● What the task asks
Return a copy of each line that holds the string "продукции".

(Dataset entries)

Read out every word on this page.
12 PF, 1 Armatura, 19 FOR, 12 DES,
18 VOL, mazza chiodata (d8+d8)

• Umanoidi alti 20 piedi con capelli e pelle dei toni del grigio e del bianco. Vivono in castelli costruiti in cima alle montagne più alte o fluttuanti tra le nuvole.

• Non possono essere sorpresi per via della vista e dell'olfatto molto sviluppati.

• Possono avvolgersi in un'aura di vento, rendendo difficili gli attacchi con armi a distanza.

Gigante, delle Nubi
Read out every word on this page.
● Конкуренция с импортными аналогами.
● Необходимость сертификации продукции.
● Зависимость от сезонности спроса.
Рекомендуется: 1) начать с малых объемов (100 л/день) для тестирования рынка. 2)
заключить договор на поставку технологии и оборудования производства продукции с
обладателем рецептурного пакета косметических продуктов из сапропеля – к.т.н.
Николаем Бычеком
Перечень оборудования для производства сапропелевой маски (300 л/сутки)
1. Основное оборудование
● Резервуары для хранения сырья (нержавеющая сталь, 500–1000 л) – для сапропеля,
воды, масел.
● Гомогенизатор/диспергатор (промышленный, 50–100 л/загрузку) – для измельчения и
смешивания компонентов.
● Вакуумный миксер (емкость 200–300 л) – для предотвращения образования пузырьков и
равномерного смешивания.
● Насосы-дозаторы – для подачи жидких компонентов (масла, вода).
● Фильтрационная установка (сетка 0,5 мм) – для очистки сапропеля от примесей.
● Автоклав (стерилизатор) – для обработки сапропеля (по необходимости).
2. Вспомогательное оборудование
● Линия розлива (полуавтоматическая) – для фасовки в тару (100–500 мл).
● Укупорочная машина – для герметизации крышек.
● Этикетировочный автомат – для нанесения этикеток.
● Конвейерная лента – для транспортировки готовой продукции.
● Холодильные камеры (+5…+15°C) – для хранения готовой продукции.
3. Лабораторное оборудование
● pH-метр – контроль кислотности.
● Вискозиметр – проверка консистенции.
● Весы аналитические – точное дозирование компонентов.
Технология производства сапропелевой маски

● Problem solution
● Необходимость сертификации продукции.
заключить договор на поставку технологии и оборудования производства продукции с
● Конвейерная лента – для транспортировки готовой продукции.
● Холодильные камеры (+5…+15°C) – для хранения готовой продукции.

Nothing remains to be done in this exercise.